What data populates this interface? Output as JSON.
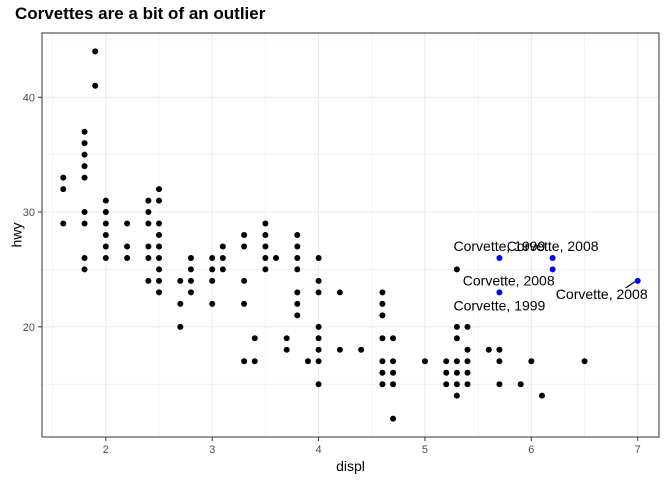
{
  "chart_data": {
    "type": "scatter",
    "title": "Corvettes are a bit of an outlier",
    "xlabel": "displ",
    "ylabel": "hwy",
    "xlim": [
      1.4,
      7.2
    ],
    "ylim": [
      10.4,
      45.6
    ],
    "x_ticks": [
      2,
      3,
      4,
      5,
      6,
      7
    ],
    "y_ticks": [
      20,
      30,
      40
    ],
    "grid": true,
    "point_color": "#000000",
    "highlight_color": "#0000ff",
    "series": [
      {
        "points": [
          [
            1.6,
            33
          ],
          [
            1.6,
            32
          ],
          [
            1.6,
            29
          ],
          [
            1.8,
            37
          ],
          [
            1.8,
            36
          ],
          [
            1.8,
            35
          ],
          [
            1.8,
            34
          ],
          [
            1.8,
            33
          ],
          [
            1.8,
            30
          ],
          [
            1.8,
            29
          ],
          [
            1.8,
            26
          ],
          [
            1.8,
            25
          ],
          [
            1.9,
            44
          ],
          [
            1.9,
            41
          ],
          [
            2.0,
            31
          ],
          [
            2.0,
            30
          ],
          [
            2.0,
            29
          ],
          [
            2.0,
            28
          ],
          [
            2.0,
            27
          ],
          [
            2.0,
            26
          ],
          [
            2.2,
            29
          ],
          [
            2.2,
            27
          ],
          [
            2.2,
            26
          ],
          [
            2.4,
            31
          ],
          [
            2.4,
            30
          ],
          [
            2.4,
            29
          ],
          [
            2.4,
            27
          ],
          [
            2.4,
            26
          ],
          [
            2.4,
            24
          ],
          [
            2.5,
            32
          ],
          [
            2.5,
            31
          ],
          [
            2.5,
            29
          ],
          [
            2.5,
            28
          ],
          [
            2.5,
            27
          ],
          [
            2.5,
            26
          ],
          [
            2.5,
            25
          ],
          [
            2.5,
            24
          ],
          [
            2.5,
            23
          ],
          [
            2.7,
            24
          ],
          [
            2.7,
            22
          ],
          [
            2.7,
            20
          ],
          [
            2.8,
            26
          ],
          [
            2.8,
            25
          ],
          [
            2.8,
            24
          ],
          [
            2.8,
            23
          ],
          [
            3.0,
            26
          ],
          [
            3.0,
            25
          ],
          [
            3.0,
            24
          ],
          [
            3.0,
            22
          ],
          [
            3.1,
            27
          ],
          [
            3.1,
            26
          ],
          [
            3.1,
            25
          ],
          [
            3.3,
            28
          ],
          [
            3.3,
            27
          ],
          [
            3.3,
            24
          ],
          [
            3.3,
            22
          ],
          [
            3.3,
            17
          ],
          [
            3.4,
            19
          ],
          [
            3.4,
            17
          ],
          [
            3.5,
            29
          ],
          [
            3.5,
            28
          ],
          [
            3.5,
            27
          ],
          [
            3.5,
            26
          ],
          [
            3.5,
            25
          ],
          [
            3.6,
            26
          ],
          [
            3.7,
            19
          ],
          [
            3.7,
            18
          ],
          [
            3.8,
            28
          ],
          [
            3.8,
            27
          ],
          [
            3.8,
            26
          ],
          [
            3.8,
            25
          ],
          [
            3.8,
            23
          ],
          [
            3.8,
            22
          ],
          [
            3.8,
            21
          ],
          [
            3.9,
            17
          ],
          [
            4.0,
            26
          ],
          [
            4.0,
            24
          ],
          [
            4.0,
            23
          ],
          [
            4.0,
            20
          ],
          [
            4.0,
            19
          ],
          [
            4.0,
            18
          ],
          [
            4.0,
            17
          ],
          [
            4.0,
            15
          ],
          [
            4.2,
            23
          ],
          [
            4.2,
            18
          ],
          [
            4.4,
            18
          ],
          [
            4.6,
            23
          ],
          [
            4.6,
            22
          ],
          [
            4.6,
            21
          ],
          [
            4.6,
            19
          ],
          [
            4.6,
            17
          ],
          [
            4.6,
            16
          ],
          [
            4.6,
            15
          ],
          [
            4.7,
            19
          ],
          [
            4.7,
            17
          ],
          [
            4.7,
            16
          ],
          [
            4.7,
            15
          ],
          [
            4.7,
            12
          ],
          [
            5.0,
            17
          ],
          [
            5.2,
            17
          ],
          [
            5.2,
            16
          ],
          [
            5.2,
            15
          ],
          [
            5.3,
            25
          ],
          [
            5.3,
            20
          ],
          [
            5.3,
            19
          ],
          [
            5.3,
            17
          ],
          [
            5.3,
            16
          ],
          [
            5.3,
            15
          ],
          [
            5.3,
            14
          ],
          [
            5.4,
            20
          ],
          [
            5.4,
            18
          ],
          [
            5.4,
            17
          ],
          [
            5.4,
            16
          ],
          [
            5.4,
            15
          ],
          [
            5.6,
            18
          ],
          [
            5.7,
            18
          ],
          [
            5.7,
            17
          ],
          [
            5.7,
            15
          ],
          [
            5.9,
            15
          ],
          [
            6.0,
            17
          ],
          [
            6.1,
            14
          ],
          [
            6.5,
            17
          ]
        ]
      },
      {
        "points": [
          [
            5.7,
            26
          ],
          [
            5.7,
            23
          ],
          [
            6.2,
            26
          ],
          [
            6.2,
            25
          ],
          [
            7.0,
            24
          ]
        ]
      }
    ],
    "annotations": [
      {
        "text": "Corvette, 1999",
        "x": 5.7,
        "y": 26
      },
      {
        "text": "Corvette, 1999",
        "x": 5.7,
        "y": 23
      },
      {
        "text": "Corvette, 2008",
        "x": 6.2,
        "y": 26
      },
      {
        "text": "Corvette, 2008",
        "x": 6.2,
        "y": 25
      },
      {
        "text": "Corvette, 2008",
        "x": 7.0,
        "y": 24
      }
    ]
  }
}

(AIM)
Do not include images; quote all of the entries above exactly.

(COMPLETE ANSWER)
What data populates this interface? Output as JSON.
{
  "chart_data": {
    "type": "scatter",
    "title": "Corvettes are a bit of an outlier",
    "xlabel": "displ",
    "ylabel": "hwy",
    "xlim": [
      1.4,
      7.2
    ],
    "ylim": [
      10.4,
      45.6
    ],
    "x_ticks": [
      2,
      3,
      4,
      5,
      6,
      7
    ],
    "y_ticks": [
      20,
      30,
      40
    ],
    "grid": true,
    "point_color": "#000000",
    "highlight_color": "#0000ff",
    "series": [
      {
        "points": [
          [
            1.6,
            33
          ],
          [
            1.6,
            32
          ],
          [
            1.6,
            29
          ],
          [
            1.8,
            37
          ],
          [
            1.8,
            36
          ],
          [
            1.8,
            35
          ],
          [
            1.8,
            34
          ],
          [
            1.8,
            33
          ],
          [
            1.8,
            30
          ],
          [
            1.8,
            29
          ],
          [
            1.8,
            26
          ],
          [
            1.8,
            25
          ],
          [
            1.9,
            44
          ],
          [
            1.9,
            41
          ],
          [
            2.0,
            31
          ],
          [
            2.0,
            30
          ],
          [
            2.0,
            29
          ],
          [
            2.0,
            28
          ],
          [
            2.0,
            27
          ],
          [
            2.0,
            26
          ],
          [
            2.2,
            29
          ],
          [
            2.2,
            27
          ],
          [
            2.2,
            26
          ],
          [
            2.4,
            31
          ],
          [
            2.4,
            30
          ],
          [
            2.4,
            29
          ],
          [
            2.4,
            27
          ],
          [
            2.4,
            26
          ],
          [
            2.4,
            24
          ],
          [
            2.5,
            32
          ],
          [
            2.5,
            31
          ],
          [
            2.5,
            29
          ],
          [
            2.5,
            28
          ],
          [
            2.5,
            27
          ],
          [
            2.5,
            26
          ],
          [
            2.5,
            25
          ],
          [
            2.5,
            24
          ],
          [
            2.5,
            23
          ],
          [
            2.7,
            24
          ],
          [
            2.7,
            22
          ],
          [
            2.7,
            20
          ],
          [
            2.8,
            26
          ],
          [
            2.8,
            25
          ],
          [
            2.8,
            24
          ],
          [
            2.8,
            23
          ],
          [
            3.0,
            26
          ],
          [
            3.0,
            25
          ],
          [
            3.0,
            24
          ],
          [
            3.0,
            22
          ],
          [
            3.1,
            27
          ],
          [
            3.1,
            26
          ],
          [
            3.1,
            25
          ],
          [
            3.3,
            28
          ],
          [
            3.3,
            27
          ],
          [
            3.3,
            24
          ],
          [
            3.3,
            22
          ],
          [
            3.3,
            17
          ],
          [
            3.4,
            19
          ],
          [
            3.4,
            17
          ],
          [
            3.5,
            29
          ],
          [
            3.5,
            28
          ],
          [
            3.5,
            27
          ],
          [
            3.5,
            26
          ],
          [
            3.5,
            25
          ],
          [
            3.6,
            26
          ],
          [
            3.7,
            19
          ],
          [
            3.7,
            18
          ],
          [
            3.8,
            28
          ],
          [
            3.8,
            27
          ],
          [
            3.8,
            26
          ],
          [
            3.8,
            25
          ],
          [
            3.8,
            23
          ],
          [
            3.8,
            22
          ],
          [
            3.8,
            21
          ],
          [
            3.9,
            17
          ],
          [
            4.0,
            26
          ],
          [
            4.0,
            24
          ],
          [
            4.0,
            23
          ],
          [
            4.0,
            20
          ],
          [
            4.0,
            19
          ],
          [
            4.0,
            18
          ],
          [
            4.0,
            17
          ],
          [
            4.0,
            15
          ],
          [
            4.2,
            23
          ],
          [
            4.2,
            18
          ],
          [
            4.4,
            18
          ],
          [
            4.6,
            23
          ],
          [
            4.6,
            22
          ],
          [
            4.6,
            21
          ],
          [
            4.6,
            19
          ],
          [
            4.6,
            17
          ],
          [
            4.6,
            16
          ],
          [
            4.6,
            15
          ],
          [
            4.7,
            19
          ],
          [
            4.7,
            17
          ],
          [
            4.7,
            16
          ],
          [
            4.7,
            15
          ],
          [
            4.7,
            12
          ],
          [
            5.0,
            17
          ],
          [
            5.2,
            17
          ],
          [
            5.2,
            16
          ],
          [
            5.2,
            15
          ],
          [
            5.3,
            25
          ],
          [
            5.3,
            20
          ],
          [
            5.3,
            19
          ],
          [
            5.3,
            17
          ],
          [
            5.3,
            16
          ],
          [
            5.3,
            15
          ],
          [
            5.3,
            14
          ],
          [
            5.4,
            20
          ],
          [
            5.4,
            18
          ],
          [
            5.4,
            17
          ],
          [
            5.4,
            16
          ],
          [
            5.4,
            15
          ],
          [
            5.6,
            18
          ],
          [
            5.7,
            18
          ],
          [
            5.7,
            17
          ],
          [
            5.7,
            15
          ],
          [
            5.9,
            15
          ],
          [
            6.0,
            17
          ],
          [
            6.1,
            14
          ],
          [
            6.5,
            17
          ]
        ]
      },
      {
        "points": [
          [
            5.7,
            26
          ],
          [
            5.7,
            23
          ],
          [
            6.2,
            26
          ],
          [
            6.2,
            25
          ],
          [
            7.0,
            24
          ]
        ]
      }
    ],
    "annotations": [
      {
        "text": "Corvette, 1999",
        "x": 5.7,
        "y": 26
      },
      {
        "text": "Corvette, 1999",
        "x": 5.7,
        "y": 23
      },
      {
        "text": "Corvette, 2008",
        "x": 6.2,
        "y": 26
      },
      {
        "text": "Corvette, 2008",
        "x": 6.2,
        "y": 25
      },
      {
        "text": "Corvette, 2008",
        "x": 7.0,
        "y": 24
      }
    ]
  }
}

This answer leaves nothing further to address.